Short problem: Copy the patent text from "FIELD OF THE" to "a Stirling engine.", substituting "thermal exchange unit" for every "heat exchanger".

:: Passage

Abstract:
A piston and cylinder for a Stirling engine and the like having top and bottom meshing or nesting finned conical surfaces to provide large surface areas in close proximity to the working gas for good thermal (addition and subtraction of heat) exchange to the working gas and elimination of the usual heater and cooler dead volume. The piston fins at the hot end of the cylinder are perforated to permit the gas to pass into the piston interior and through a regenerator contained therein.

Description:
The Government of the United States of America has rights in this invention pursuant to Contract No. DEN 3-32 awarded by the U.S. Department of Energy. 
    
    
     FIELD OF THE INVENTION 
     The present invention is directed towards an integral heat exchanger and improved piston and cylinder design for use in an engine, particularly a Stirling engine. 
     BACKGROUND OF THE INVENTION 
     With the renewed interest in Stirling engines there has been ever increasing attempts to improve engine efficiency and reduce cost so as to produce a cost effective product. One of the means of improvements in this regard includes variations in the design of the piston and cylinder head as for example can be seen in U.S. Pat. Nos. 4,271,669 issued June 9, 1981; 3,899,888 issued Aug. 19, 1975; and 3,636,719 issued Jan. 25 1972. These representative engines are an attempt to maximize the isothermal change in condition and thereby improve the degree of thermal efficiency of the engine. However, while such arrangements may be more efficient than prior devices, the designs are relatively complicated, difficult to manufacture, expensive or subject to other disadvantages such as excessive dead volume. This inhibits the engine cycle performance, limiting their application. 
     Accordingly, current Stirling production engines usually utilize a separate heater or cooler volume in addition to the main expansion volume. This practice has the disadvantage of increasing the overall volume resulting in relatively unproductive (thermodynamically) working gas volume and requiring alternative multiple parts which increase the failure probabilities and raise costs.

::::
:: Records supplied

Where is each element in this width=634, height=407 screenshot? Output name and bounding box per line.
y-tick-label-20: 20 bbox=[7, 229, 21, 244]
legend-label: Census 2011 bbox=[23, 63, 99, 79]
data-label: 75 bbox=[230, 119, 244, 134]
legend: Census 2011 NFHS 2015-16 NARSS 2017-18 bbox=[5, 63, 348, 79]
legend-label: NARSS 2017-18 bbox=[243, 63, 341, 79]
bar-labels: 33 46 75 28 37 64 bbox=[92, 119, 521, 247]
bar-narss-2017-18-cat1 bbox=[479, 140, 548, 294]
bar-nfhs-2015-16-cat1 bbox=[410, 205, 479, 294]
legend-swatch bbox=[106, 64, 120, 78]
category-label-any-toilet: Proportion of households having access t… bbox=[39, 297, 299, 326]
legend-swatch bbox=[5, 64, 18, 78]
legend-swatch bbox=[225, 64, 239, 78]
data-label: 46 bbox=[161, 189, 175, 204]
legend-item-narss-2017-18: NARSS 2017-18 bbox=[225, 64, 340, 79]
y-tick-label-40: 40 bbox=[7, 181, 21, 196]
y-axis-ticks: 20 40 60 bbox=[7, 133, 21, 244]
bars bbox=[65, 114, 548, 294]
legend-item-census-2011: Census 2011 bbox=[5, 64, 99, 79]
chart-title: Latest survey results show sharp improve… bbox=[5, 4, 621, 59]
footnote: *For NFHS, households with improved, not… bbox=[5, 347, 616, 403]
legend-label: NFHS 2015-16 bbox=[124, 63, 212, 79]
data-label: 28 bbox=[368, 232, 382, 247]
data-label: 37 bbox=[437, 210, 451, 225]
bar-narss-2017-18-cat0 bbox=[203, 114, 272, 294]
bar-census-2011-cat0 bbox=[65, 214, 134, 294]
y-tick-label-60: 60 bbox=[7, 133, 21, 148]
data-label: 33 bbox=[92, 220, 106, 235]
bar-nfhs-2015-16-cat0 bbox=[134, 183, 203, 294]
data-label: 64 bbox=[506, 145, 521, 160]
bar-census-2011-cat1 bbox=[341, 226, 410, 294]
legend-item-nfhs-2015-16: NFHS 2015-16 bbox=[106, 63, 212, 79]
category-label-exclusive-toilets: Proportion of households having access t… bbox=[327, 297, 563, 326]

::::

Finished task:
FIELD OF THE INVENTION 
     The present invention is directed towards an integral thermal exchange unit and improved piston and cylinder design for use in an engine, particularly a Stirling engine.